_Supplied entries_.

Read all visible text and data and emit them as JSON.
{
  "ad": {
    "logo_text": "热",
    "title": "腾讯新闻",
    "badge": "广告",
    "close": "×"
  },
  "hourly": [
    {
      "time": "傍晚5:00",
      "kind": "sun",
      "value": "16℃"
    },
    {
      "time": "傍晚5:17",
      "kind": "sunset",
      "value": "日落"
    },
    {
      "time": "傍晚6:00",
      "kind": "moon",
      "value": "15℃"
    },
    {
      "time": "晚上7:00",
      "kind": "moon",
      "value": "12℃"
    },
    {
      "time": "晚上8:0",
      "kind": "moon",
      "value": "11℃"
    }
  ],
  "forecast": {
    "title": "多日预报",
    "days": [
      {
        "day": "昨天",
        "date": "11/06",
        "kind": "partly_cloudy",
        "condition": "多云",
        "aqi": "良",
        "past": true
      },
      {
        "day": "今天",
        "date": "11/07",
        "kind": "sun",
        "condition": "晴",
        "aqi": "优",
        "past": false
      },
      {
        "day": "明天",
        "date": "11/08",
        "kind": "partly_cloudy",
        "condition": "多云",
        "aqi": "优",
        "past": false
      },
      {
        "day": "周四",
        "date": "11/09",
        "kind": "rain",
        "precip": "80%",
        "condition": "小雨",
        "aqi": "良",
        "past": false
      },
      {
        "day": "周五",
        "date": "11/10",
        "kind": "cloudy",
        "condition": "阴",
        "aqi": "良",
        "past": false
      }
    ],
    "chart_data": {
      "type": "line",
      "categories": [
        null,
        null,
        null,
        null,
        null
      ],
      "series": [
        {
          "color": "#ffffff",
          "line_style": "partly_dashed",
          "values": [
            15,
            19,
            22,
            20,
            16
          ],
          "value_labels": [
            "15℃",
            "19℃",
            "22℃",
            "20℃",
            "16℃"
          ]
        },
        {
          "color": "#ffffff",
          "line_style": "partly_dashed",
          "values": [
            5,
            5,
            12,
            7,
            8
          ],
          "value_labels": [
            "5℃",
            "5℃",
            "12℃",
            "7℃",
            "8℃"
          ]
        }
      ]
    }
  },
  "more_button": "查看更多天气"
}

_To be done_.
Word for word, extract all the records.

_Response to the exercise_.
Read all visible text and data and emit them as JSON.
{
  "ad": {
    "logo_text": "热",
    "title": "腾讯新闻",
    "badge": "广告",
    "close": "×"
  },
  "hourly": [
    {
      "time": "傍晚5:00",
      "kind": "sun",
      "value": "16℃"
    },
    {
      "time": "傍晚5:17",
      "kind": "sunset",
      "value": "日落"
    },
    {
      "time": "傍晚6:00",
      "kind": "moon",
      "value": "15℃"
    },
    {
      "time": "晚上7:00",
      "kind": "moon",
      "value": "12℃"
    },
    {
      "time": "晚上8:0",
      "kind": "moon",
      "value": "11℃"
    }
  ],
  "forecast": {
    "title": "多日预报",
    "days": [
      {
        "day": "昨天",
        "date": "11/06",
        "kind": "partly_cloudy",
        "condition": "多云",
        "aqi": "良",
        "past": true
      },
      {
        "day": "今天",
        "date": "11/07",
        "kind": "sun",
        "condition": "晴",
        "aqi": "优",
        "past": false
      },
      {
        "day": "明天",
        "date": "11/08",
        "kind": "partly_cloudy",
        "condition": "多云",
        "aqi": "优",
        "past": false
      },
      {
        "day": "周四",
        "date": "11/09",
        "kind": "rain",
        "precip": "80%",
        "condition": "小雨",
        "aqi": "良",
        "past": false
      },
      {
        "day": "周五",
        "date": "11/10",
        "kind": "cloudy",
        "condition": "阴",
        "aqi": "良",
        "past": false
      }
    ],
    "chart_data": {
      "type": "line",
      "categories": [
        null,
        null,
        null,
        null,
        null
      ],
      "series": [
        {
          "color": "#ffffff",
          "line_style": "partly_dashed",
          "values": [
            15,
            19,
            22,
            20,
            16
          ],
          "value_labels": [
            "15℃",
            "19℃",
            "22℃",
            "20℃",
            "16℃"
          ]
        },
        {
          "color": "#ffffff",
          "line_style": "partly_dashed",
          "values": [
            5,
            5,
            12,
            7,
            8
          ],
          "value_labels": [
            "5℃",
            "5℃",
            "12℃",
            "7℃",
            "8℃"
          ]
        }
      ]
    }
  },
  "more_button": "查看更多天气"
}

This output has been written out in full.